### What to work on
Would you set down every entry shown below, precisely as written?

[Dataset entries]

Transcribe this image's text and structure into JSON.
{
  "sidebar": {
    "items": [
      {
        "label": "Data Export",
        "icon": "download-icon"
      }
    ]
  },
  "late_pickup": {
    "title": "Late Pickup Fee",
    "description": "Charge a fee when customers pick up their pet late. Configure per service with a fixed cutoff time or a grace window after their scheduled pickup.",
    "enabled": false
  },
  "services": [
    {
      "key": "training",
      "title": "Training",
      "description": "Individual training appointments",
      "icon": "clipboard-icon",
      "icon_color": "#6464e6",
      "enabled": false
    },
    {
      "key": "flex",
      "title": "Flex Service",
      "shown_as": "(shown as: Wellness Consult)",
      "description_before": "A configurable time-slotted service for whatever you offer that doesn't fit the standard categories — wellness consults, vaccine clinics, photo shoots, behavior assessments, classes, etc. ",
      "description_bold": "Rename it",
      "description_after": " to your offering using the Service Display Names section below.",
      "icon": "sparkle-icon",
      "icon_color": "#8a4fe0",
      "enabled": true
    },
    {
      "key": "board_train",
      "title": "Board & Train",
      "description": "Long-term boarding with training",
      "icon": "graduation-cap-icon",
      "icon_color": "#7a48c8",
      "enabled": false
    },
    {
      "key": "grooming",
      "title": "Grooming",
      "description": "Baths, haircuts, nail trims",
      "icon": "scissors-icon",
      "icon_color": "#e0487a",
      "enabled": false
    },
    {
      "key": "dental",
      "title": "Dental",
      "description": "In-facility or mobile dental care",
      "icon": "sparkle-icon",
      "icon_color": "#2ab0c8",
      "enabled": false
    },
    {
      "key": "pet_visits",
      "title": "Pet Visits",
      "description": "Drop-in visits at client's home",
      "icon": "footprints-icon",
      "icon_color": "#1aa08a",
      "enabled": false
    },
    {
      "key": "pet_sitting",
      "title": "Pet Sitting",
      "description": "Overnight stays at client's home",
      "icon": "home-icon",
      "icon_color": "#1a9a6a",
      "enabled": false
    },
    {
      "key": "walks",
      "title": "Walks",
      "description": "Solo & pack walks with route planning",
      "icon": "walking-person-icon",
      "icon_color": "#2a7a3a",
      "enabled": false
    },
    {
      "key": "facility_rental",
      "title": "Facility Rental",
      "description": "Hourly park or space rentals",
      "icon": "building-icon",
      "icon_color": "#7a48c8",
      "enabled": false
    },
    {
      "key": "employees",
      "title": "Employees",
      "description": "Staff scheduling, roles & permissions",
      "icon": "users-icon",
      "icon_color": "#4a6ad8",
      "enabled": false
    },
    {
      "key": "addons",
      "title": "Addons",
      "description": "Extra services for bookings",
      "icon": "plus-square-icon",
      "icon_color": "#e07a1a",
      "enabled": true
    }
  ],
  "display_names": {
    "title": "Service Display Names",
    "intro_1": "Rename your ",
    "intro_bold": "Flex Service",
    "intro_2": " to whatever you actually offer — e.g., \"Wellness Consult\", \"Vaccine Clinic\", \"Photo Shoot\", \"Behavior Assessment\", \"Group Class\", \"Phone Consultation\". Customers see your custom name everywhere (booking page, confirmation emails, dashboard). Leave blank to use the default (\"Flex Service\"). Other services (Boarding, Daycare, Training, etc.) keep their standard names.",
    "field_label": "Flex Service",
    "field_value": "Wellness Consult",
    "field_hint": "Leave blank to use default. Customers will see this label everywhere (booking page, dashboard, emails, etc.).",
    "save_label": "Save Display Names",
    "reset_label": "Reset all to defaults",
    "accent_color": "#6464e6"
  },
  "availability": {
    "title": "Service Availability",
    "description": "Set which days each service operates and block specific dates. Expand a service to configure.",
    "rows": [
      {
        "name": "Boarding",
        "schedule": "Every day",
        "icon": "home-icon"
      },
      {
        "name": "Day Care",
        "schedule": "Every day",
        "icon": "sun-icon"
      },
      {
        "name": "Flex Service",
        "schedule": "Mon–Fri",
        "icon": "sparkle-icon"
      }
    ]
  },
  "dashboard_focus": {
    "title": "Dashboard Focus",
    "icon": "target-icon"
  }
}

### Written response
Transcribe this image's text and structure into JSON.
{
  "sidebar": {
    "items": [
      {
        "label": "Data Export",
        "icon": "download-icon"
      }
    ]
  },
  "late_pickup": {
    "title": "Late Pickup Fee",
    "description": "Charge a fee when customers pick up their pet late. Configure per service with a fixed cutoff time or a grace window after their scheduled pickup.",
    "enabled": false
  },
  "services": [
    {
      "key": "training",
      "title": "Training",
      "description": "Individual training appointments",
      "icon": "clipboard-icon",
      "icon_color": "#6464e6",
      "enabled": false
    },
    {
      "key": "flex",
      "title": "Flex Service",
      "shown_as": "(shown as: Wellness Consult)",
      "description_before": "A configurable time-slotted service for whatever you offer that doesn't fit the standard categories — wellness consults, vaccine clinics, photo shoots, behavior assessments, classes, etc. ",
      "description_bold": "Rename it",
      "description_after": " to your offering using the Service Display Names section below.",
      "icon": "sparkle-icon",
      "icon_color": "#8a4fe0",
      "enabled": true
    },
    {
      "key": "board_train",
      "title": "Board & Train",
      "description": "Long-term boarding with training",
      "icon": "graduation-cap-icon",
      "icon_color": "#7a48c8",
      "enabled": false
    },
    {
      "key": "grooming",
      "title": "Grooming",
      "description": "Baths, haircuts, nail trims",
      "icon": "scissors-icon",
      "icon_color": "#e0487a",
      "enabled": false
    },
    {
      "key": "dental",
      "title": "Dental",
      "description": "In-facility or mobile dental care",
      "icon": "sparkle-icon",
      "icon_color": "#2ab0c8",
      "enabled": false
    },
    {
      "key": "pet_visits",
      "title": "Pet Visits",
      "description": "Drop-in visits at client's home",
      "icon": "footprints-icon",
      "icon_color": "#1aa08a",
      "enabled": false
    },
    {
      "key": "pet_sitting",
      "title": "Pet Sitting",
      "description": "Overnight stays at client's home",
      "icon": "home-icon",
      "icon_color": "#1a9a6a",
      "enabled": false
    },
    {
      "key": "walks",
      "title": "Walks",
      "description": "Solo & pack walks with route planning",
      "icon": "walking-person-icon",
      "icon_color": "#2a7a3a",
      "enabled": false
    },
    {
      "key": "facility_rental",
      "title": "Facility Rental",
      "description": "Hourly park or space rentals",
      "icon": "building-icon",
      "icon_color": "#7a48c8",
      "enabled": false
    },
    {
      "key": "employees",
      "title": "Employees",
      "description": "Staff scheduling, roles & permissions",
      "icon": "users-icon",
      "icon_color": "#4a6ad8",
      "enabled": false
    },
    {
      "key": "addons",
      "title": "Addons",
      "description": "Extra services for bookings",
      "icon": "plus-square-icon",
      "icon_color": "#e07a1a",
      "enabled": true
    }
  ],
  "display_names": {
    "title": "Service Display Names",
    "intro_1": "Rename your ",
    "intro_bold": "Flex Service",
    "intro_2": " to whatever you actually offer — e.g., \"Wellness Consult\", \"Vaccine Clinic\", \"Photo Shoot\", \"Behavior Assessment\", \"Group Class\", \"Phone Consultation\". Customers see your custom name everywhere (booking page, confirmation emails, dashboard). Leave blank to use the default (\"Flex Service\"). Other services (Boarding, Daycare, Training, etc.) keep their standard names.",
    "field_label": "Flex Service",
    "field_value": "Wellness Consult",
    "field_hint": "Leave blank to use default. Customers will see this label everywhere (booking page, dashboard, emails, etc.).",
    "save_label": "Save Display Names",
    "reset_label": "Reset all to defaults",
    "accent_color": "#6464e6"
  },
  "availability": {
    "title": "Service Availability",
    "description": "Set which days each service operates and block specific dates. Expand a service to configure.",
    "rows": [
      {
        "name": "Boarding",
        "schedule": "Every day",
        "icon": "home-icon"
      },
      {
        "name": "Day Care",
        "schedule": "Every day",
        "icon": "sun-icon"
      },
      {
        "name": "Flex Service",
        "schedule": "Mon–Fri",
        "icon": "sparkle-icon"
      }
    ]
  },
  "dashboard_focus": {
    "title": "Dashboard Focus",
    "icon": "target-icon"
  }
}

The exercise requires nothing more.